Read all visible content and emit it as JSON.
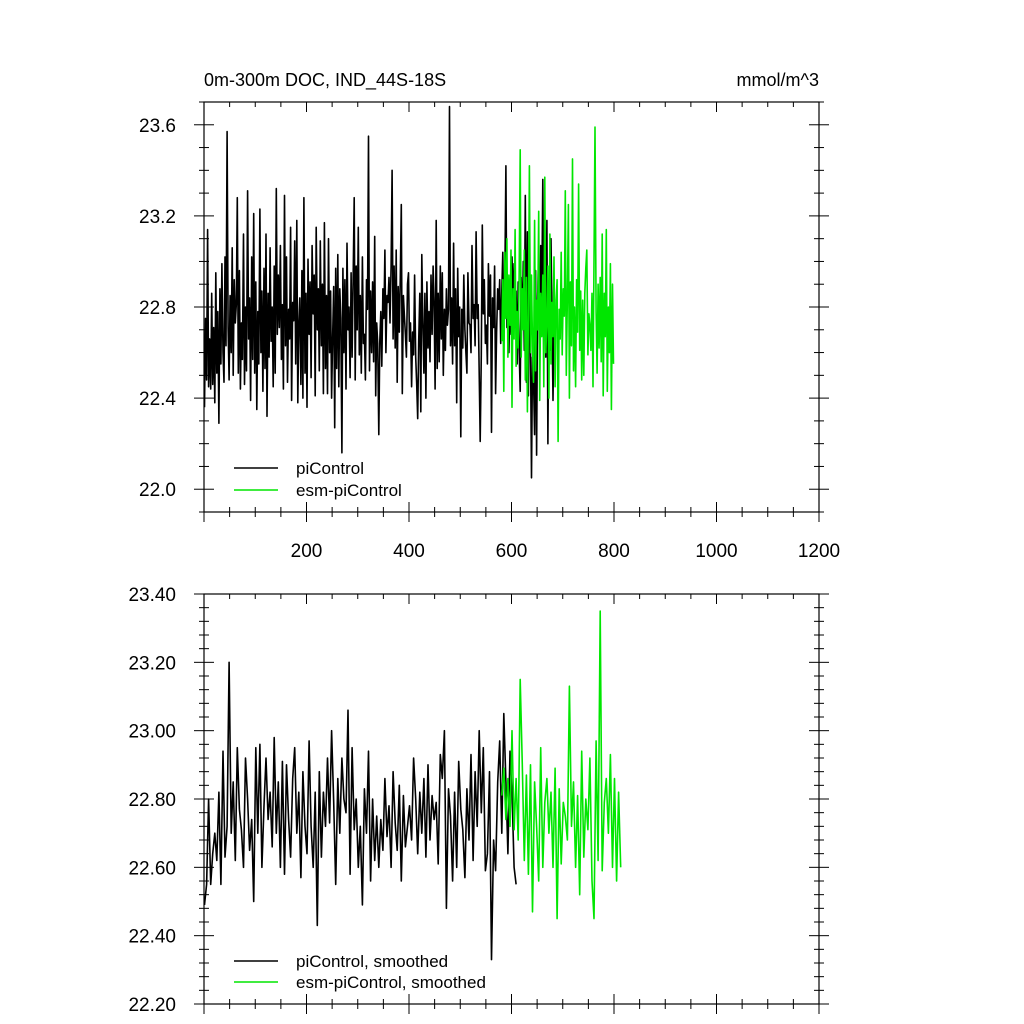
{
  "chart_data": [
    {
      "type": "line",
      "title": "0m-300m DOC, IND_44S-18S",
      "units_label": "mmol/m^3",
      "xlim": [
        0,
        1200
      ],
      "ylim": [
        21.9,
        23.7
      ],
      "x_ticks": [
        200,
        400,
        600,
        800,
        1000,
        1200
      ],
      "y_ticks": [
        22.0,
        22.4,
        22.8,
        23.2,
        23.6
      ],
      "y_tick_labels": [
        "22.0",
        "22.4",
        "22.8",
        "23.2",
        "23.6"
      ],
      "legend_position": "bottom-left",
      "series": [
        {
          "name": "piControl",
          "color": "#000000",
          "x_start": 1,
          "x_step": 2,
          "values": [
            22.36,
            22.75,
            22.48,
            23.14,
            22.45,
            22.66,
            22.44,
            22.86,
            22.46,
            22.71,
            22.38,
            22.95,
            22.51,
            22.78,
            22.29,
            22.88,
            22.55,
            22.99,
            22.6,
            22.47,
            23.02,
            22.63,
            23.57,
            22.71,
            22.48,
            22.85,
            22.6,
            23.06,
            22.5,
            22.92,
            22.73,
            22.81,
            23.28,
            22.51,
            22.96,
            22.44,
            22.73,
            22.57,
            23.12,
            22.46,
            22.8,
            22.52,
            23.31,
            22.66,
            22.84,
            22.39,
            23.02,
            22.57,
            23.21,
            22.51,
            22.91,
            22.35,
            22.78,
            22.55,
            23.23,
            22.6,
            22.87,
            22.43,
            22.97,
            22.53,
            23.12,
            22.32,
            22.86,
            22.58,
            23.06,
            22.65,
            22.8,
            22.45,
            22.98,
            22.51,
            23.32,
            22.68,
            22.94,
            22.71,
            23.07,
            22.57,
            22.81,
            22.44,
            23.29,
            22.63,
            23.02,
            22.47,
            22.79,
            22.66,
            23.15,
            22.39,
            22.82,
            22.74,
            23.09,
            22.55,
            23.18,
            22.38,
            22.72,
            22.84,
            22.46,
            22.96,
            22.4,
            23.28,
            22.51,
            22.86,
            22.36,
            23.01,
            22.68,
            22.91,
            22.49,
            23.07,
            22.77,
            22.94,
            22.41,
            23.15,
            22.7,
            22.88,
            22.52,
            23.09,
            22.63,
            22.9,
            22.42,
            23.17,
            22.53,
            22.85,
            22.42,
            23.1,
            22.6,
            22.87,
            22.4,
            22.66,
            22.89,
            22.27,
            22.97,
            22.53,
            23.03,
            22.45,
            22.88,
            22.75,
            22.16,
            22.97,
            22.6,
            22.92,
            22.44,
            23.08,
            22.7,
            22.8,
            22.49,
            22.95,
            22.58,
            22.91,
            23.28,
            22.48,
            22.98,
            22.7,
            23.15,
            22.59,
            22.85,
            22.51,
            23.02,
            22.64,
            22.68,
            22.48,
            22.92,
            22.79,
            23.55,
            22.52,
            22.87,
            22.6,
            22.91,
            22.56,
            23.11,
            22.41,
            22.73,
            22.64,
            22.24,
            22.65,
            22.78,
            22.54,
            22.88,
            22.75,
            23.05,
            22.6,
            22.85,
            22.82,
            22.93,
            22.73,
            22.98,
            23.4,
            22.66,
            22.98,
            22.62,
            23.05,
            22.47,
            22.89,
            22.69,
            22.93,
            23.25,
            22.42,
            22.85,
            22.76,
            22.68,
            22.58,
            22.9,
            22.95,
            22.65,
            22.73,
            22.45,
            22.69,
            22.59,
            22.94,
            22.58,
            22.46,
            22.31,
            22.65,
            22.86,
            22.34,
            23.03,
            22.74,
            22.51,
            22.86,
            22.4,
            22.91,
            22.62,
            22.78,
            22.56,
            22.94,
            22.68,
            22.98,
            22.82,
            22.44,
            23.18,
            22.53,
            22.86,
            22.56,
            22.98,
            22.66,
            22.95,
            22.5,
            22.79,
            22.61,
            22.88,
            22.72,
            22.79,
            23.68,
            22.63,
            22.84,
            22.55,
            23.08,
            22.63,
            22.88,
            22.38,
            22.97,
            22.67,
            22.8,
            22.23,
            22.79,
            22.62,
            22.94,
            22.7,
            22.6,
            22.51,
            22.95,
            22.73,
            22.72,
            22.6,
            23.07,
            22.75,
            22.81,
            22.63,
            23.13,
            22.75,
            22.81,
            22.51,
            22.21,
            22.59,
            23.16,
            22.77,
            22.92,
            22.64,
            22.72,
            22.55,
            22.99,
            22.76,
            22.94,
            22.25,
            22.84,
            22.71,
            22.98,
            22.42,
            22.69,
            22.88,
            22.79,
            22.92,
            22.64,
            22.87,
            23.04,
            22.73,
            22.9,
            23.42,
            22.71,
            22.92,
            22.6,
            22.84,
            22.68,
            23.02,
            22.81,
            22.99,
            22.71,
            22.87,
            22.55,
            22.91,
            22.6,
            22.43,
            22.93,
            22.71,
            23.0,
            22.61,
            23.29,
            22.47,
            23.13,
            22.41,
            22.92,
            22.62,
            22.05,
            22.58,
            22.49,
            22.24,
            22.96,
            22.15,
            22.83,
            23.04,
            22.64,
            23.07,
            22.8,
            23.36,
            22.73,
            22.96,
            22.58,
            23.18,
            22.2,
            22.9,
            22.61,
            23.1,
            22.76,
            22.39,
            22.71,
            22.6
          ]
        },
        {
          "name": "esm-piControl",
          "color": "#00e600",
          "x_start": 581,
          "x_step": 2,
          "values": [
            22.65,
            22.92,
            22.43,
            23.04,
            22.75,
            23.1,
            22.58,
            22.94,
            22.72,
            23.05,
            22.36,
            22.88,
            22.66,
            23.14,
            22.54,
            22.78,
            22.62,
            22.96,
            23.49,
            22.58,
            22.88,
            22.7,
            23.05,
            22.48,
            22.93,
            22.34,
            22.76,
            23.42,
            22.6,
            22.94,
            22.63,
            22.47,
            23.18,
            22.52,
            22.83,
            22.7,
            23.22,
            22.39,
            22.86,
            22.67,
            22.94,
            22.45,
            23.37,
            22.6,
            22.73,
            22.98,
            22.4,
            23.12,
            22.55,
            22.82,
            22.67,
            23.02,
            22.45,
            22.83,
            22.92,
            22.21,
            22.79,
            22.66,
            23.04,
            22.59,
            22.88,
            22.76,
            23.31,
            22.5,
            22.85,
            23.25,
            22.4,
            22.91,
            22.63,
            23.45,
            22.52,
            22.8,
            22.45,
            22.92,
            22.69,
            23.34,
            22.61,
            22.87,
            22.48,
            22.83,
            22.5,
            22.86,
            22.97,
            23.05,
            22.59,
            22.77,
            22.72,
            22.61,
            22.86,
            22.45,
            23.0,
            23.59,
            22.78,
            22.51,
            22.9,
            22.62,
            22.93,
            22.56,
            23.12,
            22.41,
            22.86,
            22.67,
            23.14,
            22.43,
            22.8,
            22.6,
            22.99,
            22.35,
            22.9,
            22.55
          ]
        }
      ]
    },
    {
      "type": "line",
      "title": "",
      "xlim": [
        0,
        1200
      ],
      "ylim": [
        22.2,
        23.4
      ],
      "y_ticks": [
        22.2,
        22.4,
        22.6,
        22.8,
        23.0,
        23.2,
        23.4
      ],
      "y_tick_labels": [
        "22.20",
        "22.40",
        "22.60",
        "22.80",
        "23.00",
        "23.20",
        "23.40"
      ],
      "legend_position": "bottom-left",
      "series": [
        {
          "name": "piControl, smoothed",
          "color": "#000000",
          "x_start": 1,
          "x_step": 4,
          "values": [
            22.49,
            22.55,
            22.8,
            22.55,
            22.64,
            22.7,
            22.62,
            22.82,
            22.55,
            22.94,
            22.63,
            22.72,
            23.2,
            22.7,
            22.85,
            22.62,
            22.95,
            22.77,
            22.71,
            22.6,
            22.92,
            22.8,
            22.65,
            22.74,
            22.5,
            22.95,
            22.7,
            22.96,
            22.6,
            22.78,
            22.92,
            22.74,
            22.82,
            22.66,
            22.98,
            22.7,
            22.85,
            22.6,
            22.91,
            22.58,
            22.9,
            22.74,
            22.63,
            22.86,
            22.95,
            22.7,
            22.82,
            22.57,
            22.88,
            22.72,
            22.64,
            22.97,
            22.72,
            22.6,
            22.82,
            22.43,
            22.88,
            22.63,
            22.82,
            22.72,
            22.92,
            22.73,
            23.0,
            22.79,
            22.55,
            22.86,
            22.7,
            22.92,
            22.8,
            22.76,
            23.06,
            22.58,
            22.95,
            22.71,
            22.8,
            22.6,
            22.72,
            22.49,
            22.83,
            22.7,
            22.94,
            22.56,
            22.8,
            22.62,
            22.75,
            22.6,
            22.74,
            22.65,
            22.86,
            22.69,
            22.78,
            22.6,
            22.88,
            22.73,
            22.65,
            22.84,
            22.56,
            22.81,
            22.66,
            22.72,
            22.78,
            22.68,
            22.92,
            22.8,
            22.64,
            22.82,
            22.7,
            22.86,
            22.63,
            22.9,
            22.68,
            22.81,
            22.74,
            22.79,
            22.61,
            22.93,
            22.86,
            23.0,
            22.48,
            22.83,
            22.75,
            22.56,
            22.82,
            22.6,
            22.91,
            22.77,
            22.71,
            22.57,
            22.83,
            22.68,
            22.93,
            22.62,
            22.88,
            22.72,
            23.0,
            22.76,
            22.95,
            22.59,
            22.64,
            22.88,
            22.33,
            22.68,
            22.59,
            22.85,
            22.97,
            22.7,
            23.05,
            22.85,
            22.64,
            22.94,
            22.82,
            22.6,
            22.55
          ]
        },
        {
          "name": "esm-piControl, smoothed",
          "color": "#00e600",
          "x_start": 581,
          "x_step": 4,
          "values": [
            22.81,
            22.89,
            22.74,
            22.86,
            22.72,
            23.0,
            22.71,
            22.86,
            22.68,
            23.15,
            22.9,
            22.62,
            22.87,
            22.58,
            22.9,
            22.47,
            22.85,
            22.72,
            22.56,
            22.95,
            22.6,
            22.79,
            22.86,
            22.7,
            22.82,
            22.6,
            22.89,
            22.45,
            22.83,
            22.61,
            22.79,
            22.75,
            22.68,
            23.13,
            22.72,
            22.85,
            22.6,
            22.81,
            22.52,
            22.94,
            22.63,
            22.8,
            22.71,
            22.92,
            22.56,
            22.45,
            22.97,
            22.62,
            23.35,
            22.59,
            22.79,
            22.86,
            22.7,
            22.93,
            22.6,
            22.86,
            22.56,
            22.82,
            22.6
          ]
        }
      ]
    }
  ]
}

- - - - - - -

WHAT YOU NEED TO DO
Find every line that has "piControl" in it, then return those lines.

OUTPUT OF THE EXERCISE
          "name": "piControl",
          "name": "esm-piControl",
          "name": "piControl, smoothed",
          "name": "esm-piControl, smoothed",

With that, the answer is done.